**SOURCE MATERIAL**
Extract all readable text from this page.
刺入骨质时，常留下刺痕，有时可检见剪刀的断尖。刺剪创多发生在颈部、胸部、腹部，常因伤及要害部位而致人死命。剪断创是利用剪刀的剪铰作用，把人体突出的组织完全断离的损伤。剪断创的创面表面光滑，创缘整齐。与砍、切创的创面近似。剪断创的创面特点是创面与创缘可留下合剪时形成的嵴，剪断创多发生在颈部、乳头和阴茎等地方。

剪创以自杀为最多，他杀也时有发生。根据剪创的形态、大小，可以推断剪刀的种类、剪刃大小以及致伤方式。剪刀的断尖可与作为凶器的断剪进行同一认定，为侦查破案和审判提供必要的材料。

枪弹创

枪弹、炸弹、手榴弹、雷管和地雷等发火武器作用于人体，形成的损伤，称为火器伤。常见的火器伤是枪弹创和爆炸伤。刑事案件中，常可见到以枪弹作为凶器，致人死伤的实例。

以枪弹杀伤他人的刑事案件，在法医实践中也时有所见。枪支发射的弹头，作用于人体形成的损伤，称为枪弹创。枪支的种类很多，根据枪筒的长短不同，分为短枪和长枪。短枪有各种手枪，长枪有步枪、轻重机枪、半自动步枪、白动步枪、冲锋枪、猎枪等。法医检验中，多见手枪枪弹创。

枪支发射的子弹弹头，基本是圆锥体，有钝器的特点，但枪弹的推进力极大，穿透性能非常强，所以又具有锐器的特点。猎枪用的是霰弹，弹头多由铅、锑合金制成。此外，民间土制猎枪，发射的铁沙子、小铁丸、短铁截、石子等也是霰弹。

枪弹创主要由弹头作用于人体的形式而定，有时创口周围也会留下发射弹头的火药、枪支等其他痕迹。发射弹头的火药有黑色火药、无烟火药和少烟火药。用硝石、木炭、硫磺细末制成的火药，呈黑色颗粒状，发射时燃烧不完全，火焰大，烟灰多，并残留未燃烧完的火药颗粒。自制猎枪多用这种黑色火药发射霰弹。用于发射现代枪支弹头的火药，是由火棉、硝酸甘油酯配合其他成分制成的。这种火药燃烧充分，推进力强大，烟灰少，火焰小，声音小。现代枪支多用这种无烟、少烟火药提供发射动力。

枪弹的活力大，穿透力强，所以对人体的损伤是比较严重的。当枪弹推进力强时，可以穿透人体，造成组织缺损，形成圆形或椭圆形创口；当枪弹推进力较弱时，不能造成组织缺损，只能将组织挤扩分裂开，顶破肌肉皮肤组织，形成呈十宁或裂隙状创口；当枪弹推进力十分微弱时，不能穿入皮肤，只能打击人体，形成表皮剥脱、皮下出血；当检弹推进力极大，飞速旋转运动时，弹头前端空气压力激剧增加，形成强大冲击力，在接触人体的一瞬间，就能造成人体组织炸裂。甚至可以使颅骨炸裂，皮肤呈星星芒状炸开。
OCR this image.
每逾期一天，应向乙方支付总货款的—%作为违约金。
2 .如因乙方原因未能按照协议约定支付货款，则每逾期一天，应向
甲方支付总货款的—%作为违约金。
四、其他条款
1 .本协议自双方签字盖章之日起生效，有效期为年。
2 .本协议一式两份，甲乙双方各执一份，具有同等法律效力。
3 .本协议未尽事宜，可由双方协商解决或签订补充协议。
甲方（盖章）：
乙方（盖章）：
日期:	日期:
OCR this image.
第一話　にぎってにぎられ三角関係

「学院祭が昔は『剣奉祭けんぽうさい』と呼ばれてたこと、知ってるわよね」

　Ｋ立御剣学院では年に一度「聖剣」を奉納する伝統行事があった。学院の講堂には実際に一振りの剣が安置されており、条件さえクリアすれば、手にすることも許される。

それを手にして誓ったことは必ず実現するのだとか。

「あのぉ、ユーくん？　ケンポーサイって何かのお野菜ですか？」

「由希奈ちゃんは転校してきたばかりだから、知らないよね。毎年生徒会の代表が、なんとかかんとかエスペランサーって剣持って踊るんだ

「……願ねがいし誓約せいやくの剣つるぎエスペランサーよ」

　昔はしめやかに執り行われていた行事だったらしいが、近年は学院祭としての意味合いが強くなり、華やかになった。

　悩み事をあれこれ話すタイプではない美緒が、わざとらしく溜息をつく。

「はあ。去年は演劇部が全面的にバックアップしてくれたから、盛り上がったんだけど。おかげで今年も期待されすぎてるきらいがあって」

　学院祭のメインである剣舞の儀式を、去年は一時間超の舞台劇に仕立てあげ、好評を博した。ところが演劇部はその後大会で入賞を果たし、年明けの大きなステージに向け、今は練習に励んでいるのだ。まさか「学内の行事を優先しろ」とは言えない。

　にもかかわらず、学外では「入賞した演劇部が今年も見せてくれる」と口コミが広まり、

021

**INSTRUCTION**
Write out the listing once more, matching it exactly.

**SOLUTION**
Extract all readable text from this page.
刺入骨质时，常留下刺痕，有时可检见剪刀的断尖。刺剪创多发生在颈部、胸部、腹部，常因伤及要害部位而致人死命。剪断创是利用剪刀的剪铰作用，把人体突出的组织完全断离的损伤。剪断创的创面表面光滑，创缘整齐。与砍、切创的创面近似。剪断创的创面特点是创面与创缘可留下合剪时形成的嵴，剪断创多发生在颈部、乳头和阴茎等地方。

剪创以自杀为最多，他杀也时有发生。根据剪创的形态、大小，可以推断剪刀的种类、剪刃大小以及致伤方式。剪刀的断尖可与作为凶器的断剪进行同一认定，为侦查破案和审判提供必要的材料。

枪弹创

枪弹、炸弹、手榴弹、雷管和地雷等发火武器作用于人体，形成的损伤，称为火器伤。常见的火器伤是枪弹创和爆炸伤。刑事案件中，常可见到以枪弹作为凶器，致人死伤的实例。

以枪弹杀伤他人的刑事案件，在法医实践中也时有所见。枪支发射的弹头，作用于人体形成的损伤，称为枪弹创。枪支的种类很多，根据枪筒的长短不同，分为短枪和长枪。短枪有各种手枪，长枪有步枪、轻重机枪、半自动步枪、白动步枪、冲锋枪、猎枪等。法医检验中，多见手枪枪弹创。

枪支发射的子弹弹头，基本是圆锥体，有钝器的特点，但枪弹的推进力极大，穿透性能非常强，所以又具有锐器的特点。猎枪用的是霰弹，弹头多由铅、锑合金制成。此外，民间土制猎枪，发射的铁沙子、小铁丸、短铁截、石子等也是霰弹。

枪弹创主要由弹头作用于人体的形式而定，有时创口周围也会留下发射弹头的火药、枪支等其他痕迹。发射弹头的火药有黑色火药、无烟火药和少烟火药。用硝石、木炭、硫磺细末制成的火药，呈黑色颗粒状，发射时燃烧不完全，火焰大，烟灰多，并残留未燃烧完的火药颗粒。自制猎枪多用这种黑色火药发射霰弹。用于发射现代枪支弹头的火药，是由火棉、硝酸甘油酯配合其他成分制成的。这种火药燃烧充分，推进力强大，烟灰少，火焰小，声音小。现代枪支多用这种无烟、少烟火药提供发射动力。

枪弹的活力大，穿透力强，所以对人体的损伤是比较严重的。当枪弹推进力强时，可以穿透人体，造成组织缺损，形成圆形或椭圆形创口；当枪弹推进力较弱时，不能造成组织缺损，只能将组织挤扩分裂开，顶破肌肉皮肤组织，形成呈十宁或裂隙状创口；当枪弹推进力十分微弱时，不能穿入皮肤，只能打击人体，形成表皮剥脱、皮下出血；当检弹推进力极大，飞速旋转运动时，弹头前端空气压力激剧增加，形成强大冲击力，在接触人体的一瞬间，就能造成人体组织炸裂。甚至可以使颅骨炸裂，皮肤呈星星芒状炸开。
OCR this image.
每逾期一天，应向乙方支付总货款的—%作为违约金。
2 .如因乙方原因未能按照协议约定支付货款，则每逾期一天，应向
甲方支付总货款的—%作为违约金。
四、其他条款
1 .本协议自双方签字盖章之日起生效，有效期为年。
2 .本协议一式两份，甲乙双方各执一份，具有同等法律效力。
3 .本协议未尽事宜，可由双方协商解决或签订补充协议。
甲方（盖章）：
乙方（盖章）：
日期:	日期:
OCR this image.
第一話　にぎってにぎられ三角関係

「学院祭が昔は『剣奉祭けんぽうさい』と呼ばれてたこと、知ってるわよね」

　Ｋ立御剣学院では年に一度「聖剣」を奉納する伝統行事があった。学院の講堂には実際に一振りの剣が安置されており、条件さえクリアすれば、手にすることも許される。

それを手にして誓ったことは必ず実現するのだとか。

「あのぉ、ユーくん？　ケンポーサイって何かのお野菜ですか？」

「由希奈ちゃんは転校してきたばかりだから、知らないよね。毎年生徒会の代表が、なんとかかんとかエスペランサーって剣持って踊るんだ

「……願ねがいし誓約せいやくの剣つるぎエスペランサーよ」

　昔はしめやかに執り行われていた行事だったらしいが、近年は学院祭としての意味合いが強くなり、華やかになった。

　悩み事をあれこれ話すタイプではない美緒が、わざとらしく溜息をつく。

「はあ。去年は演劇部が全面的にバックアップしてくれたから、盛り上がったんだけど。おかげで今年も期待されすぎてるきらいがあって」

　学院祭のメインである剣舞の儀式を、去年は一時間超の舞台劇に仕立てあげ、好評を博した。ところが演劇部はその後大会で入賞を果たし、年明けの大きなステージに向け、今は練習に励んでいるのだ。まさか「学内の行事を優先しろ」とは言えない。

　にもかかわらず、学外では「入賞した演劇部が今年も見せてくれる」と口コミが広まり、

021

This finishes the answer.